§ **Supplied material**
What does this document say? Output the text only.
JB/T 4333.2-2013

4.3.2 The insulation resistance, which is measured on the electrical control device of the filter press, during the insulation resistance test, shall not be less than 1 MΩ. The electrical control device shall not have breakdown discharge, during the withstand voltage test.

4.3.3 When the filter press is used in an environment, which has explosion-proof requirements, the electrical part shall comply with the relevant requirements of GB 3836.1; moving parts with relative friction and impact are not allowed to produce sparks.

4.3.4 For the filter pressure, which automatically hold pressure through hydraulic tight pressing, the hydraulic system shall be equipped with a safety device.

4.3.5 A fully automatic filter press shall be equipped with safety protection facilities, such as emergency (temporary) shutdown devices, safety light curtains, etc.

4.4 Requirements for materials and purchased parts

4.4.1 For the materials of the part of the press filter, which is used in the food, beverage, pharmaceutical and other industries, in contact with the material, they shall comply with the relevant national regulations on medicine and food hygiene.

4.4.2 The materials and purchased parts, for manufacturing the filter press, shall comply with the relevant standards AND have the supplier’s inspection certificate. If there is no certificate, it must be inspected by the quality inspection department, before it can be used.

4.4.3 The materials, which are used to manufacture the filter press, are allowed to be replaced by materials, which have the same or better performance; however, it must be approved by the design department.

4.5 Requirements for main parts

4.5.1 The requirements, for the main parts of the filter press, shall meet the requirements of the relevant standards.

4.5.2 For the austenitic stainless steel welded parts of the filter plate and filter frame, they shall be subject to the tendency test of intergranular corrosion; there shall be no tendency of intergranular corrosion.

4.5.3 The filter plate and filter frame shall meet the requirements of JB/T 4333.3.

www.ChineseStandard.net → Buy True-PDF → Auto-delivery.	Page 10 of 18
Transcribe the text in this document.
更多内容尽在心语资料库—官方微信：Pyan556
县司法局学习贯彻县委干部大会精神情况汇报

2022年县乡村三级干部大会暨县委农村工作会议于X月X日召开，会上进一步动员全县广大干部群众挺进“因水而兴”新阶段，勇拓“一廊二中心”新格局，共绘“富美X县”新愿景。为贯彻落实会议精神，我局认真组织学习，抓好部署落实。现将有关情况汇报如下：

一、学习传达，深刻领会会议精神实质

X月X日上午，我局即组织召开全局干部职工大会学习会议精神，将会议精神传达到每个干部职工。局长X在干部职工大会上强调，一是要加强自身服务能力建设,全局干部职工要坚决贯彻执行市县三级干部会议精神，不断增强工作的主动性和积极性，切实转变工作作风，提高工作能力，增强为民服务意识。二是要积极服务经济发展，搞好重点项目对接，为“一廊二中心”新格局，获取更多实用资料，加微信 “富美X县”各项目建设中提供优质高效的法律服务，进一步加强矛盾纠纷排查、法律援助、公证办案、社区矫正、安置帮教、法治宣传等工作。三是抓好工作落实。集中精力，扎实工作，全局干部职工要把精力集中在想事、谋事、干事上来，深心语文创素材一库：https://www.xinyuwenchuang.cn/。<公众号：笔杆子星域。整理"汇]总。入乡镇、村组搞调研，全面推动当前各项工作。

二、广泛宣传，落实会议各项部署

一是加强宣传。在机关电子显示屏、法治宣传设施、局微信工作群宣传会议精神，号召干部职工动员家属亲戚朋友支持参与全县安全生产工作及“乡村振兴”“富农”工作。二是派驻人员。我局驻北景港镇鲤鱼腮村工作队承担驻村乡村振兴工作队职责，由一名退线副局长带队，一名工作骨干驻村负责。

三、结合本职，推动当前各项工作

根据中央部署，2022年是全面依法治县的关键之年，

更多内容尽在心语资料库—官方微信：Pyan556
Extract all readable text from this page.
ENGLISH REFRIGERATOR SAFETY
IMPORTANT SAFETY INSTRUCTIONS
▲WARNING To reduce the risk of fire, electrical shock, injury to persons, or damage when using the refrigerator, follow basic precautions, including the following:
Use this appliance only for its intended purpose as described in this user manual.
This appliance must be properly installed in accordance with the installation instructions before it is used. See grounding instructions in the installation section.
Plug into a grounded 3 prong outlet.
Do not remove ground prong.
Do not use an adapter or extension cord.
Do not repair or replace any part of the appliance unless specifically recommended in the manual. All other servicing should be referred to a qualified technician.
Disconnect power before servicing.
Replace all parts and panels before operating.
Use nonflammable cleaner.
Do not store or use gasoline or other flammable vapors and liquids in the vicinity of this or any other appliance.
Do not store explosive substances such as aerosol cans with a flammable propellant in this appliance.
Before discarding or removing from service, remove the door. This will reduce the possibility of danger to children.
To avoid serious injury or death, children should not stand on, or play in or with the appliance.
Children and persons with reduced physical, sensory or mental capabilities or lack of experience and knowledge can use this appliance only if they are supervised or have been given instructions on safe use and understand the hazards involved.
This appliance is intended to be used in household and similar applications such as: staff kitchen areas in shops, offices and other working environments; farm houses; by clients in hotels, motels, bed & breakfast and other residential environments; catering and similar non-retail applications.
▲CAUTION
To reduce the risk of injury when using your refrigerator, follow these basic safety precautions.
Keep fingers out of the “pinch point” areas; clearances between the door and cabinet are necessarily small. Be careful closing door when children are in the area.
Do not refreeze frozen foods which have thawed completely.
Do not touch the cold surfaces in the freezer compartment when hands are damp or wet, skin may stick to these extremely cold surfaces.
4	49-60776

§ **Instructions to follow**
Filter the records above for "door" and copy every matching line.

§ **In response**
Before discarding or removing from service, remove the door. This will reduce the possibility of danger to children.
Keep fingers out of the “pinch point” areas; clearances between the door and cabinet are necessarily small. Be careful closing door when children are in the area.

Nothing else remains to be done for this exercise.